Adieu, Maison de la radio, bonjour Issy-les-Moulineaux

Mais la Chute du mur et la libéralisation du bloc de l’Est changent le monde et RFI s’adapte encore une fois à la géopolitique : en 2009, six rédactions en langues sont fermées, l’allemand, l’albanais, le turc, le slave du sud -à destination de l’ancienne Yougoslavie- le lao et le polonais. Un plan social d’ampleur, puis un second, sont mis en œuvre, déclenchant de grandes grèves. Après un plan de départs volontaires, RFI perd 20% de ses effectifs, mais conserve ses missions.

Extraits du listing:
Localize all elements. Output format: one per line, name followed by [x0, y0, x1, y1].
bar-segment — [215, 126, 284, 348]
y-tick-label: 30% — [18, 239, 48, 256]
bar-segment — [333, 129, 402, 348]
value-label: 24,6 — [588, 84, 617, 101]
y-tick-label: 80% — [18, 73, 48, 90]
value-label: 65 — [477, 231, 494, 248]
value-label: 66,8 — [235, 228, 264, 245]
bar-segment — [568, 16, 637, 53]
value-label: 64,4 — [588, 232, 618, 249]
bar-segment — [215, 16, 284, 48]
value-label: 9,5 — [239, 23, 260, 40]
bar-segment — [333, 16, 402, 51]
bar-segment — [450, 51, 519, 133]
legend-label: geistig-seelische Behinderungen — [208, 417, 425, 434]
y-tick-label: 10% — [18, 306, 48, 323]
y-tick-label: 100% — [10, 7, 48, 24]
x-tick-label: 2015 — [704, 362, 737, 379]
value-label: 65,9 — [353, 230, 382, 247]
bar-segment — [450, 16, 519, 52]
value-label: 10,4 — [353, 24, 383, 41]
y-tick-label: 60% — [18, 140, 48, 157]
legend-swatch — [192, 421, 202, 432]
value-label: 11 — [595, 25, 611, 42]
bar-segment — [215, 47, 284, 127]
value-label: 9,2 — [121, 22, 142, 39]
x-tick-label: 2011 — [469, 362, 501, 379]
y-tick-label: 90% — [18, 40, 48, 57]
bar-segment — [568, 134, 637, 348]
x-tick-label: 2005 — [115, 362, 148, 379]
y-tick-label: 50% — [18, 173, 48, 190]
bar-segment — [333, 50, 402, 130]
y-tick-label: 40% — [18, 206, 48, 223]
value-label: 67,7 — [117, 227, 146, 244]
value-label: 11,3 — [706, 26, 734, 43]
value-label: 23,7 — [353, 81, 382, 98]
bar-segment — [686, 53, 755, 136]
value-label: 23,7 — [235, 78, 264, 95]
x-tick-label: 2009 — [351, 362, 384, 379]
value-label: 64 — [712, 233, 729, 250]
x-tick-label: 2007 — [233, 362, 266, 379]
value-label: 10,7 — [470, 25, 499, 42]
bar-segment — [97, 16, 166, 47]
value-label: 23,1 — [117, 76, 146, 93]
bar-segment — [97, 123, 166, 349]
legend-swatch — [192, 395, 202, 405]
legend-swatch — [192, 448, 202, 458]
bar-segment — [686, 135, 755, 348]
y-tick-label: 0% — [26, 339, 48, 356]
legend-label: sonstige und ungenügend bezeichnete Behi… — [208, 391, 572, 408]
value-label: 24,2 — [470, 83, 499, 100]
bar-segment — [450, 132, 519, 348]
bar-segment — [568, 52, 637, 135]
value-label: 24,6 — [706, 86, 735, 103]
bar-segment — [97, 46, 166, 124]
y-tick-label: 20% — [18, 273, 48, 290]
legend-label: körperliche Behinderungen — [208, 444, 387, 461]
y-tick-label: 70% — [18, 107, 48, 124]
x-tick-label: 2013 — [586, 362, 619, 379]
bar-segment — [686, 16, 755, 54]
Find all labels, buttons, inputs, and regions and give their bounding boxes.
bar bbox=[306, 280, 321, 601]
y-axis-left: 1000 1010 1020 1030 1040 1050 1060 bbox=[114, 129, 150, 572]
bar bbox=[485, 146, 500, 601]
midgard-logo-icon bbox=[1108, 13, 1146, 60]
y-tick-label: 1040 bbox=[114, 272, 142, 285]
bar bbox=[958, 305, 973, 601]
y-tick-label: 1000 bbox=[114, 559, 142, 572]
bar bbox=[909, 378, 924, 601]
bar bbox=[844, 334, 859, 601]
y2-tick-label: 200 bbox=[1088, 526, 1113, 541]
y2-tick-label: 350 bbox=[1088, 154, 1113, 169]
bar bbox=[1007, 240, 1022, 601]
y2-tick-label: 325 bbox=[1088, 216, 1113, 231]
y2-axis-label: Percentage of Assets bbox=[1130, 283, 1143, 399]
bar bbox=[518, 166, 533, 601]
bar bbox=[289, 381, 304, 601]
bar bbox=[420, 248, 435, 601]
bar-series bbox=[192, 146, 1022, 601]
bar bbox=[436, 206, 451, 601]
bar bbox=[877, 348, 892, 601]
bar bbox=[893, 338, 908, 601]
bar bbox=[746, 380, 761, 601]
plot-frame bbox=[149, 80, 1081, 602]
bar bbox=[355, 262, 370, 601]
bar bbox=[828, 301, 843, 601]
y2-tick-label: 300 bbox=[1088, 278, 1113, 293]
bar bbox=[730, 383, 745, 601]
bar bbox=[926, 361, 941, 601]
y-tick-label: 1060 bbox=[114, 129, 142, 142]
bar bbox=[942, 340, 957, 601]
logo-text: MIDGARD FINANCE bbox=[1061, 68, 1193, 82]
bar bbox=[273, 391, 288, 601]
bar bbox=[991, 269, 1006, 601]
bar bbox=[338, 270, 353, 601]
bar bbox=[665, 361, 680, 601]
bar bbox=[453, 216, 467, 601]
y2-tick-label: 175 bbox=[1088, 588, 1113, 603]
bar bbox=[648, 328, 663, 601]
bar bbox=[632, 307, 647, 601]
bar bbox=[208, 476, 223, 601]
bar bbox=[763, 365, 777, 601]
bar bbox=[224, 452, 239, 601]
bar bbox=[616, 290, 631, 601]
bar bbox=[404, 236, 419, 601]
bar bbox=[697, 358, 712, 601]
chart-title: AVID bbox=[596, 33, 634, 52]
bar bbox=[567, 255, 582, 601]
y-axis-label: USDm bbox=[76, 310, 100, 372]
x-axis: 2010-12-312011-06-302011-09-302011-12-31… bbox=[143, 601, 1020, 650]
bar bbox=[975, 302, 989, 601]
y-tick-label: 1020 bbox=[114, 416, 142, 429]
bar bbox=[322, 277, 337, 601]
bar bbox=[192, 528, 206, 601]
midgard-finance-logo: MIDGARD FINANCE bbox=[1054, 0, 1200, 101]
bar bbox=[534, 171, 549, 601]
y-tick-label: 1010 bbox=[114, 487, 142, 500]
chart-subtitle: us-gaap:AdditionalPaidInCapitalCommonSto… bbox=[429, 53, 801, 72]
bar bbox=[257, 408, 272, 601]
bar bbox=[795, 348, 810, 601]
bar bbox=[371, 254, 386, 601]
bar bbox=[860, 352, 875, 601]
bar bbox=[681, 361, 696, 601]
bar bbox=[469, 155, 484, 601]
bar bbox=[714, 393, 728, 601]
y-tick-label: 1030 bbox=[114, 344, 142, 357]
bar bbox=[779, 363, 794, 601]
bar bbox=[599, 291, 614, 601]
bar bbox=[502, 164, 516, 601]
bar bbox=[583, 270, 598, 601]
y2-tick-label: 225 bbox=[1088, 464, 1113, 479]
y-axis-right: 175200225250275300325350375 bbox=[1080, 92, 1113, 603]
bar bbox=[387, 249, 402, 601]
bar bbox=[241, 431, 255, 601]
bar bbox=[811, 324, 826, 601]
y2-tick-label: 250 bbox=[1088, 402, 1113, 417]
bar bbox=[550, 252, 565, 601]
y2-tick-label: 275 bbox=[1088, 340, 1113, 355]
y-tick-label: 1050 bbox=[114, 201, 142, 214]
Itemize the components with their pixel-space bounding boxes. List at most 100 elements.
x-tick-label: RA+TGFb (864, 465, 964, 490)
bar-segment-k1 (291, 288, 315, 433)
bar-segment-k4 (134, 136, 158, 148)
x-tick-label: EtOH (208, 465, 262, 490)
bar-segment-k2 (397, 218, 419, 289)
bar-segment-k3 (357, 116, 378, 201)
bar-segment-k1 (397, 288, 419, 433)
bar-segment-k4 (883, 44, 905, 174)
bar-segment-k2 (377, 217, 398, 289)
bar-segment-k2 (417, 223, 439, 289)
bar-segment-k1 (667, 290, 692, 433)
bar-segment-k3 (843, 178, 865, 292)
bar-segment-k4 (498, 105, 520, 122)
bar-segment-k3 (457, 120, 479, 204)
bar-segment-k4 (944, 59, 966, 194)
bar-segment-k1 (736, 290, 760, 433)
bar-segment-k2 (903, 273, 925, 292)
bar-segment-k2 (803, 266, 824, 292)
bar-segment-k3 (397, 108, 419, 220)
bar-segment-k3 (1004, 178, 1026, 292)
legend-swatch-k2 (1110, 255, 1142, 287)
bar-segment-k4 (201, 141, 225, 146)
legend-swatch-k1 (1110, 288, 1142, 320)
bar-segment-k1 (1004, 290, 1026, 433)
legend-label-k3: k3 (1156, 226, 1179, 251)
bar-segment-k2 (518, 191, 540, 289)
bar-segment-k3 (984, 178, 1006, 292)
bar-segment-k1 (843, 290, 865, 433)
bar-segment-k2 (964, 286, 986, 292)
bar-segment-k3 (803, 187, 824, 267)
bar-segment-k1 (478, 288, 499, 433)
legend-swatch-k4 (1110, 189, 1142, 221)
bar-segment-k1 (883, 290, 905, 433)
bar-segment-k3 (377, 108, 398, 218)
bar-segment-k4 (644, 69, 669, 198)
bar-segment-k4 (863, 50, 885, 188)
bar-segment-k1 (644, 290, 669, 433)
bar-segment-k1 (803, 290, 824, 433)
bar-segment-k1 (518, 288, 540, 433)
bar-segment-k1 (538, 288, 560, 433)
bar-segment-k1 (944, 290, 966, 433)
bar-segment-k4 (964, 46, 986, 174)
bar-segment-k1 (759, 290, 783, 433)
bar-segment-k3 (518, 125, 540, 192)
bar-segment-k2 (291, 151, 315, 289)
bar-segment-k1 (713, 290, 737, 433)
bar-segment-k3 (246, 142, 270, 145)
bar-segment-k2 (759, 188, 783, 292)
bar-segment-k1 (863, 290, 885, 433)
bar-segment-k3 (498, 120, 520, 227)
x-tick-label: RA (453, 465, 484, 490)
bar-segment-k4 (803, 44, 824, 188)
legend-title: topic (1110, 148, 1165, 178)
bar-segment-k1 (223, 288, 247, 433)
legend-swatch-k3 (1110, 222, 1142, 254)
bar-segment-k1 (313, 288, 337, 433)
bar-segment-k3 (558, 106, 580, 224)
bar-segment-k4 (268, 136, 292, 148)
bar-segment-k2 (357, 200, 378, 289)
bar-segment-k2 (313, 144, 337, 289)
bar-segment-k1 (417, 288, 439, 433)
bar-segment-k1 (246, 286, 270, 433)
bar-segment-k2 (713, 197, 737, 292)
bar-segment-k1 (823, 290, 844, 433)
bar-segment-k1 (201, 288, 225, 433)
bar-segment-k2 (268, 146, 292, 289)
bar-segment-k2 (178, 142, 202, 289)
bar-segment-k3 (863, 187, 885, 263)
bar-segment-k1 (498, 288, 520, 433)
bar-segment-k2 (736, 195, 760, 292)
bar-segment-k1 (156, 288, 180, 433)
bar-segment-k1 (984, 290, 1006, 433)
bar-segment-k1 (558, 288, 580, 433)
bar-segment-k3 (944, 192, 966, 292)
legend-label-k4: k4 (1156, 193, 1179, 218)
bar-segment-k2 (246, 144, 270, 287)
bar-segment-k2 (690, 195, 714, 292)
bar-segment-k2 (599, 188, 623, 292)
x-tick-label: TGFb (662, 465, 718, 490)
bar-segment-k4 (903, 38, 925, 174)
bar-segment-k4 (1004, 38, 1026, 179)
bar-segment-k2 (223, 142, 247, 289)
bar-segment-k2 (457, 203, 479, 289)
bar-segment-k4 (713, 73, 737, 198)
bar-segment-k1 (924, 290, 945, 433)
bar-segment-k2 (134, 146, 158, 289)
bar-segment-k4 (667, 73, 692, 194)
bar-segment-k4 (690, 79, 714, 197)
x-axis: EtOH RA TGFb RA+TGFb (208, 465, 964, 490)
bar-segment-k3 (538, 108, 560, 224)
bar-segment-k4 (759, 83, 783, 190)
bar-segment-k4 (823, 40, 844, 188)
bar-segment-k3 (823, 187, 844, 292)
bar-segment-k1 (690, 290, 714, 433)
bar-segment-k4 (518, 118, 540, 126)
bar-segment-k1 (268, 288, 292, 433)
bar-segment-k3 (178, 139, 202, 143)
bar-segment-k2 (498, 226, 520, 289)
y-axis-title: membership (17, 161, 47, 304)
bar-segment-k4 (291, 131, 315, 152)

Objectif de l'exercice:
Pourriez-vous poursuivre le texte sur RFI et son départ de la Maison de la radio, en partant de sa dernière phrase ?

Réponse proposée:
En 2012, l’histoire s’accélère une nouvelle fois : la fusion avec France 24, télévision publique internationale voulue par Jacques Chirac, est actée. Le groupe AEF, pour Audiovisuel Extérieur de la France, bientôt renommé France Médias Monde, les réunit avec la radio en arabe Monte Carlo Doualiya, sous la présidence direction générale de Marie-Christine Saragosse. En 2013, nouveau déménagement : RFI quitte l’emblématique Maison de la radio, au grand dam de certains salariés, pour rejoindre l’immeuble d’Issy-les-Moulineaux où France 24 est déjà installée. Des liens se tissent peu à peu entre les rédactions. La rédaction latino-américaine de RFI participe ainsi à FMM Latina, la version en langue espagnole de France 24. De nouveaux programmes en langues africaines sont créés. Des équipes à Nairobi, Lagos et Dakar parlent en swahili, en haoussa, en mandenkan et en fufulde.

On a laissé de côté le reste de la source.